» **Short problem**:
Copy every line of the records below word for word, without changing anything.

» **Stored rows**:
╔══

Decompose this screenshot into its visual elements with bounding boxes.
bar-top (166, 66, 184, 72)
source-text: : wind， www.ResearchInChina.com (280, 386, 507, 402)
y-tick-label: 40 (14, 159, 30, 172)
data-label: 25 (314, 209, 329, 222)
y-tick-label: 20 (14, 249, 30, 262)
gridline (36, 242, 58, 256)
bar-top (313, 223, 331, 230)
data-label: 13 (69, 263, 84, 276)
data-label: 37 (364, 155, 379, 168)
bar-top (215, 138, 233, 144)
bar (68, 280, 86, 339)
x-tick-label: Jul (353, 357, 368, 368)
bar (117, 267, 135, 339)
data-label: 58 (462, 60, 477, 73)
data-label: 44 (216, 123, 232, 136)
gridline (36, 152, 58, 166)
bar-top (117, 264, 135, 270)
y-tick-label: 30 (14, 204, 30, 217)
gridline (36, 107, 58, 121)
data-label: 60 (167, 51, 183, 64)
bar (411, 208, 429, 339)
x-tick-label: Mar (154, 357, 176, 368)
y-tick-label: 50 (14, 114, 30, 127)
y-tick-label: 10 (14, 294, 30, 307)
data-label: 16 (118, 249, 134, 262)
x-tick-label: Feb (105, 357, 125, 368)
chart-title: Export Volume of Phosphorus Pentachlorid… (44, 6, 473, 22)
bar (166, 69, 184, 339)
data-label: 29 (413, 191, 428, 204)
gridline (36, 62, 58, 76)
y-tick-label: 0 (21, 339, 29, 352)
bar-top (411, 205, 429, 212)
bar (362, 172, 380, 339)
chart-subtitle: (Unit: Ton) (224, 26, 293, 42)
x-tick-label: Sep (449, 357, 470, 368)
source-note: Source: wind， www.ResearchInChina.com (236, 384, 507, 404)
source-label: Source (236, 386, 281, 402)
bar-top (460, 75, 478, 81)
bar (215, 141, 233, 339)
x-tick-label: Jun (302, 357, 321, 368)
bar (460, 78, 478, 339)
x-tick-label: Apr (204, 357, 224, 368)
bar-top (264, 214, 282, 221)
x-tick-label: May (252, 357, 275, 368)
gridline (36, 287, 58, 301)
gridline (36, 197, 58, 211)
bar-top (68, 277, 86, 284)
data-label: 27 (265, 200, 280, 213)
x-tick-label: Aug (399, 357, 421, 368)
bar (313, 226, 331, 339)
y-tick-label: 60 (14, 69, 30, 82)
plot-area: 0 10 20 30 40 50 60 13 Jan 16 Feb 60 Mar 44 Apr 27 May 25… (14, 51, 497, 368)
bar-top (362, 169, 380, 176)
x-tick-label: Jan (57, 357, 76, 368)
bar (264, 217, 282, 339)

╚══

» **Task response**:
Decompose this screenshot into its visual elements with bounding boxes.
bar-top (166, 66, 184, 72)
source-text: : wind， www.ResearchInChina.com (280, 386, 507, 402)
y-tick-label: 40 (14, 159, 30, 172)
data-label: 25 (314, 209, 329, 222)
y-tick-label: 20 (14, 249, 30, 262)
gridline (36, 242, 58, 256)
bar-top (313, 223, 331, 230)
data-label: 13 (69, 263, 84, 276)
data-label: 37 (364, 155, 379, 168)
bar-top (215, 138, 233, 144)
bar (68, 280, 86, 339)
x-tick-label: Jul (353, 357, 368, 368)
bar (117, 267, 135, 339)
data-label: 58 (462, 60, 477, 73)
data-label: 44 (216, 123, 232, 136)
gridline (36, 152, 58, 166)
bar-top (117, 264, 135, 270)
y-tick-label: 30 (14, 204, 30, 217)
gridline (36, 107, 58, 121)
data-label: 60 (167, 51, 183, 64)
bar (411, 208, 429, 339)
x-tick-label: Mar (154, 357, 176, 368)
y-tick-label: 50 (14, 114, 30, 127)
y-tick-label: 10 (14, 294, 30, 307)
data-label: 16 (118, 249, 134, 262)
x-tick-label: Feb (105, 357, 125, 368)
chart-title: Export Volume of Phosphorus Pentachlorid… (44, 6, 473, 22)
bar (166, 69, 184, 339)
data-label: 29 (413, 191, 428, 204)
gridline (36, 62, 58, 76)
y-tick-label: 0 (21, 339, 29, 352)
bar-top (411, 205, 429, 212)
bar (362, 172, 380, 339)
chart-subtitle: (Unit: Ton) (224, 26, 293, 42)
x-tick-label: Sep (449, 357, 470, 368)
source-note: Source: wind， www.ResearchInChina.com (236, 384, 507, 404)
source-label: Source (236, 386, 281, 402)
bar-top (460, 75, 478, 81)
bar (215, 141, 233, 339)
x-tick-label: Jun (302, 357, 321, 368)
bar (460, 78, 478, 339)
x-tick-label: Apr (204, 357, 224, 368)
bar-top (264, 214, 282, 221)
x-tick-label: May (252, 357, 275, 368)
gridline (36, 287, 58, 301)
gridline (36, 197, 58, 211)
bar-top (68, 277, 86, 284)
data-label: 27 (265, 200, 280, 213)
x-tick-label: Aug (399, 357, 421, 368)
bar (313, 226, 331, 339)
y-tick-label: 60 (14, 69, 30, 82)
plot-area: 0 10 20 30 40 50 60 13 Jan 16 Feb 60 Mar 44 Apr 27 May 25… (14, 51, 497, 368)
bar-top (362, 169, 380, 176)
x-tick-label: Jan (57, 357, 76, 368)
bar (264, 217, 282, 339)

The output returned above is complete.